Exercise details:
Copy out every line of the records where the string "image" occurs.

Dataset records:
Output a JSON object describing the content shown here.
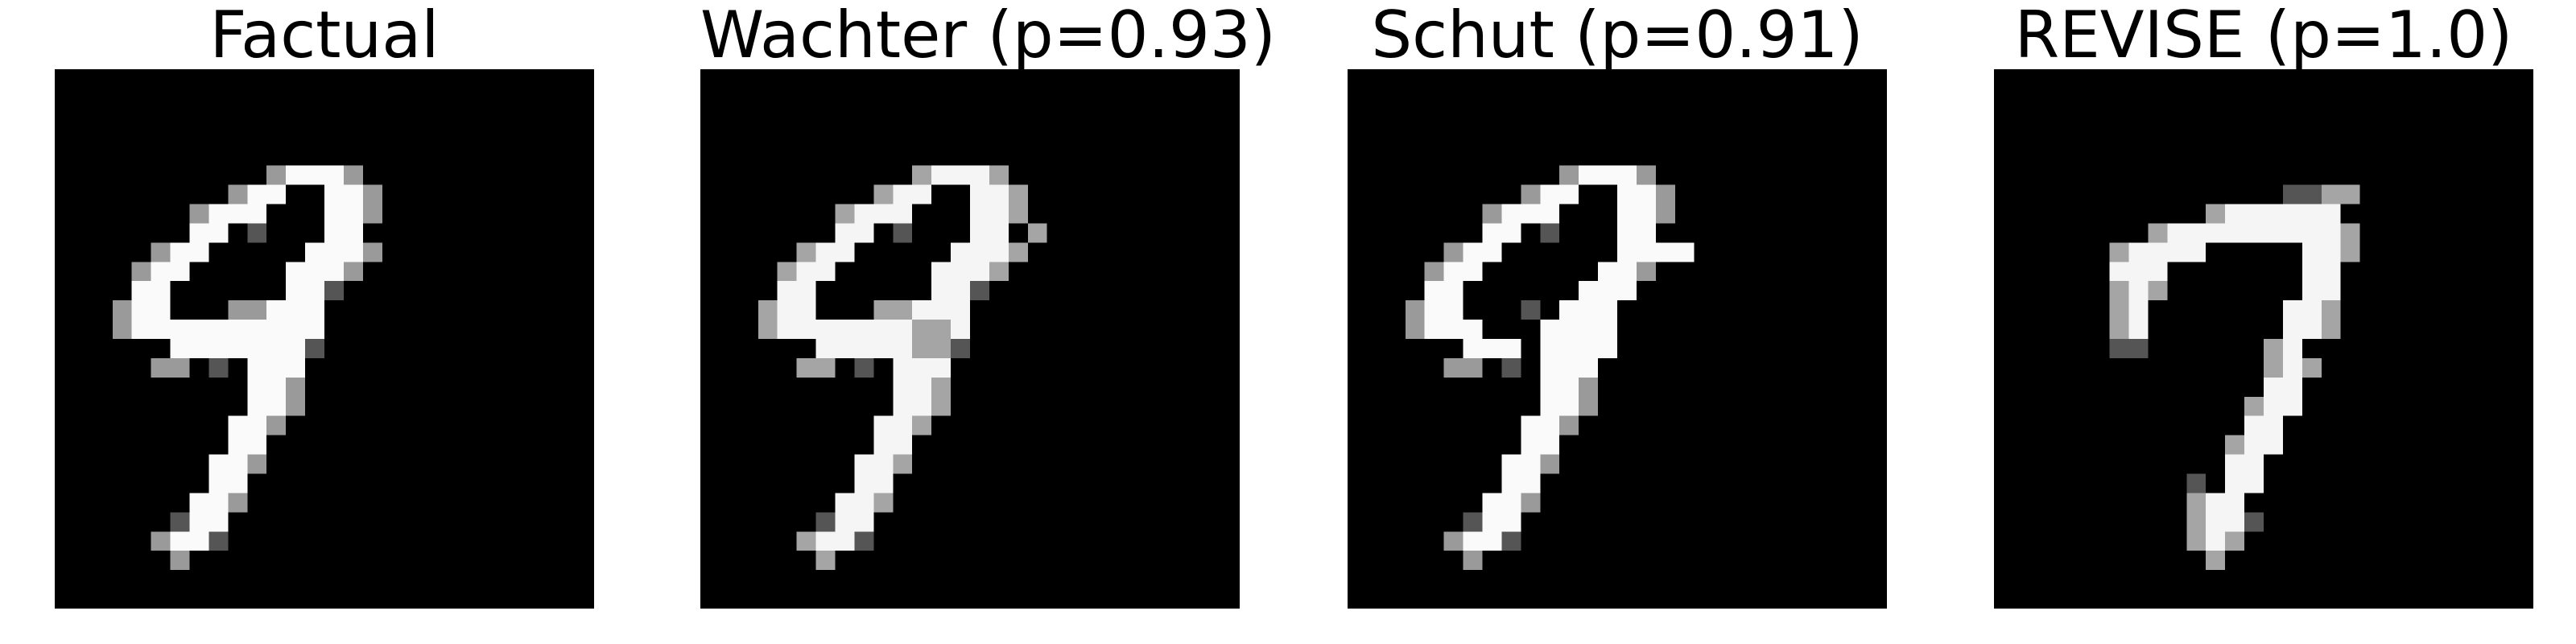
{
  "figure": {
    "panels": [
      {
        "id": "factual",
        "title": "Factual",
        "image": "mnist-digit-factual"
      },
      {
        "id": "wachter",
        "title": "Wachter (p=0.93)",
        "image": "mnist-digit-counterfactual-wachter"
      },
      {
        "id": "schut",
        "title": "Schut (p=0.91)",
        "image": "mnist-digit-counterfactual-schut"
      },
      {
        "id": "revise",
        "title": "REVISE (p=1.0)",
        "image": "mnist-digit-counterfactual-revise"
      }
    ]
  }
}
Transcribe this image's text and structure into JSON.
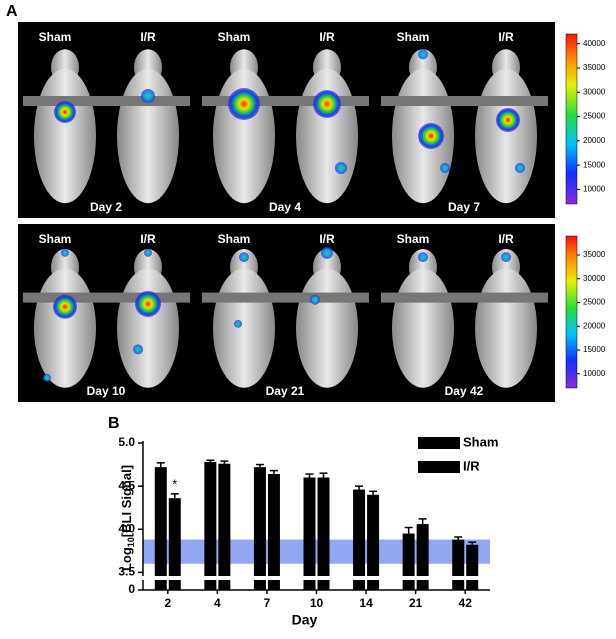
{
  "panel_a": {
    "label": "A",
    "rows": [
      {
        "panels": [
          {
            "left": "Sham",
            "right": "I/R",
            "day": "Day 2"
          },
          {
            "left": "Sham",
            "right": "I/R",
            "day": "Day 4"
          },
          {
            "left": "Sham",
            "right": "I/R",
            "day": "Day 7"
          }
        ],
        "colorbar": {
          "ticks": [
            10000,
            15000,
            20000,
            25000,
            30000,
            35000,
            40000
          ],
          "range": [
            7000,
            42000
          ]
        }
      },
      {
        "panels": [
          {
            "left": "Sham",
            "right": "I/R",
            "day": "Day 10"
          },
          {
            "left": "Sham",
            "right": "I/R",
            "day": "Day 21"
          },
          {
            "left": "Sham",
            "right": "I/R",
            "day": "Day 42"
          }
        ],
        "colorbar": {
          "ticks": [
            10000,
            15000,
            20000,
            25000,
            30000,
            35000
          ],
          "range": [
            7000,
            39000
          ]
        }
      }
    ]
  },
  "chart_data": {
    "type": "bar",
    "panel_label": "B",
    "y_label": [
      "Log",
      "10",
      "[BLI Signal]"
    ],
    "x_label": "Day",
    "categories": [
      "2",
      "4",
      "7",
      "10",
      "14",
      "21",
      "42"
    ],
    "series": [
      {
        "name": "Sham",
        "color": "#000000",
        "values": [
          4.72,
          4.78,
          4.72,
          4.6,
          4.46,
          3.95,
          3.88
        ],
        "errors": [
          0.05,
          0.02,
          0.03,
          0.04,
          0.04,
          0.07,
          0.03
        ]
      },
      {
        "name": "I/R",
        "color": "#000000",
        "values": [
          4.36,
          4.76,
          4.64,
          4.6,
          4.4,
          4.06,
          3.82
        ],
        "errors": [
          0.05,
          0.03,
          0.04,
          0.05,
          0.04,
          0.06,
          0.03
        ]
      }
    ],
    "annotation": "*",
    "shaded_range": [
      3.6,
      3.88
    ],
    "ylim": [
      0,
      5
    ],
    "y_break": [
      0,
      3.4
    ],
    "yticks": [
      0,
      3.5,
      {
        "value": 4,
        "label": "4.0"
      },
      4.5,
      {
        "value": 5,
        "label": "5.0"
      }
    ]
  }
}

Exercise result:
        "image": "mnist-digit-factual"
        "image": "mnist-digit-counterfactual-wachter"
        "image": "mnist-digit-counterfactual-schut"
        "image": "mnist-digit-counterfactual-revise"
Transcribe this image's text and structure into JSON.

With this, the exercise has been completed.